> [SHORT TASK]: Copy out each line that includes the word "IdHS".

> [THE INPUT]:
>>>

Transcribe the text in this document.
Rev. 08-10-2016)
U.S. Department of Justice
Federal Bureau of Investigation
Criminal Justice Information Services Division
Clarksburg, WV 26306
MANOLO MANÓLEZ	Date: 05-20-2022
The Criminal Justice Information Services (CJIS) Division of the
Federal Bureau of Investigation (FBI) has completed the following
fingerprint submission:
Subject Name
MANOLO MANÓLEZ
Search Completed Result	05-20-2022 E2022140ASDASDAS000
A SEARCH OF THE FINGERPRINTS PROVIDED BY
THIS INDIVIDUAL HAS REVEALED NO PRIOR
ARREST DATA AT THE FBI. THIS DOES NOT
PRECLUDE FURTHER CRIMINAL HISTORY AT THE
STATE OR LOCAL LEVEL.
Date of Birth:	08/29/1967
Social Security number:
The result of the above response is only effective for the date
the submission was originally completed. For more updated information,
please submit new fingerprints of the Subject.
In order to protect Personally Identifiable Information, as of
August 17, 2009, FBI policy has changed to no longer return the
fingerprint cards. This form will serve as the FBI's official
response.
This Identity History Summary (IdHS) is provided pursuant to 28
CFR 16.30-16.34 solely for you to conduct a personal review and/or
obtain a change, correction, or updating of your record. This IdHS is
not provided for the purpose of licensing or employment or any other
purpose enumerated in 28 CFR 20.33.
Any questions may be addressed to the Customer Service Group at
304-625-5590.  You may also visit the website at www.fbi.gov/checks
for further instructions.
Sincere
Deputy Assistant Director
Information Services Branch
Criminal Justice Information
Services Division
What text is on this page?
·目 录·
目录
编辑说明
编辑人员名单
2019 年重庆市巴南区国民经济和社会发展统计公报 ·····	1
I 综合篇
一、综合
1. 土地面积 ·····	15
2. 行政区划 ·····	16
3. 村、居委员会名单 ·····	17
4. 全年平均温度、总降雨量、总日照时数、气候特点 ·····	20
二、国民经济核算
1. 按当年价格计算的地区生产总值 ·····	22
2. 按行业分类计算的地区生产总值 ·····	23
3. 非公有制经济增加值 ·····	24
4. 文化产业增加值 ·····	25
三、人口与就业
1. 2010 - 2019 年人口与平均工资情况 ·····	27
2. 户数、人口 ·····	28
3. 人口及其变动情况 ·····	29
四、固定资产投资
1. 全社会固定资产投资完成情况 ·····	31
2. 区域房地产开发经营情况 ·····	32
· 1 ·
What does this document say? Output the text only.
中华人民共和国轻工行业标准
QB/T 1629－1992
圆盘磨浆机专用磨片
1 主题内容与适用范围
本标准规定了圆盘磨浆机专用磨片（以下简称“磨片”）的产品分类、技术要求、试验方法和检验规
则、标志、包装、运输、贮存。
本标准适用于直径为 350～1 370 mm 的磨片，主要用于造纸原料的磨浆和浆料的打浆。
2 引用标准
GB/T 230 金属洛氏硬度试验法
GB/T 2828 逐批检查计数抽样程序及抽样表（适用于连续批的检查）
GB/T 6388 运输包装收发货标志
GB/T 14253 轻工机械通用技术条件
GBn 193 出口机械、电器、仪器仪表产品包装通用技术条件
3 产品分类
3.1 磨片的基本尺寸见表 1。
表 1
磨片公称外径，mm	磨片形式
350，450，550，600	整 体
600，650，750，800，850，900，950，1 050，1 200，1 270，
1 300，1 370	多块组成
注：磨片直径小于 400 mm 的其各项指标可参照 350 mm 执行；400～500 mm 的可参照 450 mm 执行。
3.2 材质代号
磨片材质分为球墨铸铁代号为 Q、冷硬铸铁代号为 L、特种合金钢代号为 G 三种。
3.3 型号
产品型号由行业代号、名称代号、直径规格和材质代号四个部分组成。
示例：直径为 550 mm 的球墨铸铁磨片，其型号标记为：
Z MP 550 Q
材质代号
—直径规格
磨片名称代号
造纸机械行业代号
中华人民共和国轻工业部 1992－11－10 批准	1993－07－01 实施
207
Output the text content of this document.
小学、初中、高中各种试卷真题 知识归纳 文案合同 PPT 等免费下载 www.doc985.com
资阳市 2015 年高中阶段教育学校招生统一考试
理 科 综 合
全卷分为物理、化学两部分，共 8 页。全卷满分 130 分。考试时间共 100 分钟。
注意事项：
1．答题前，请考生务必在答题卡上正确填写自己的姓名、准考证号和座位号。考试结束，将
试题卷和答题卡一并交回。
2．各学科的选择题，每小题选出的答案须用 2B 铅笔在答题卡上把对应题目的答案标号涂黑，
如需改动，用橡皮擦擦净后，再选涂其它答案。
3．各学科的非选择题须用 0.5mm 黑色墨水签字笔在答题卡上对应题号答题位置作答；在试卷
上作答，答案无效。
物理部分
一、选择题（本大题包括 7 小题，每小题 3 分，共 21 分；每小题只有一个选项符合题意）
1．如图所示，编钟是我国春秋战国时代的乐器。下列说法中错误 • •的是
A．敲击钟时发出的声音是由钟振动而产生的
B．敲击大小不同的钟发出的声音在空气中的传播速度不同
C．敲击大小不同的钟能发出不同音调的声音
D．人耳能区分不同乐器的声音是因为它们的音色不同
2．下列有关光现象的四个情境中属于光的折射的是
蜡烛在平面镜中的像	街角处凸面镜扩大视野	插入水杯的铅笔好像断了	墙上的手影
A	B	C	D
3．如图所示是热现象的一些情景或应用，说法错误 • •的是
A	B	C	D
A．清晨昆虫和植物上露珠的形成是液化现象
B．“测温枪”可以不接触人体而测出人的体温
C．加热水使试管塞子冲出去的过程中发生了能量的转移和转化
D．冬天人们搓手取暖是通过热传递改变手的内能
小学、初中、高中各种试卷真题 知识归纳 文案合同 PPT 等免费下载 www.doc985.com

<<<

> [TASK OUTPUT]:
This Identity History Summary (IdHS) is provided pursuant to 28
obtain a change, correction, or updating of your record. This IdHS is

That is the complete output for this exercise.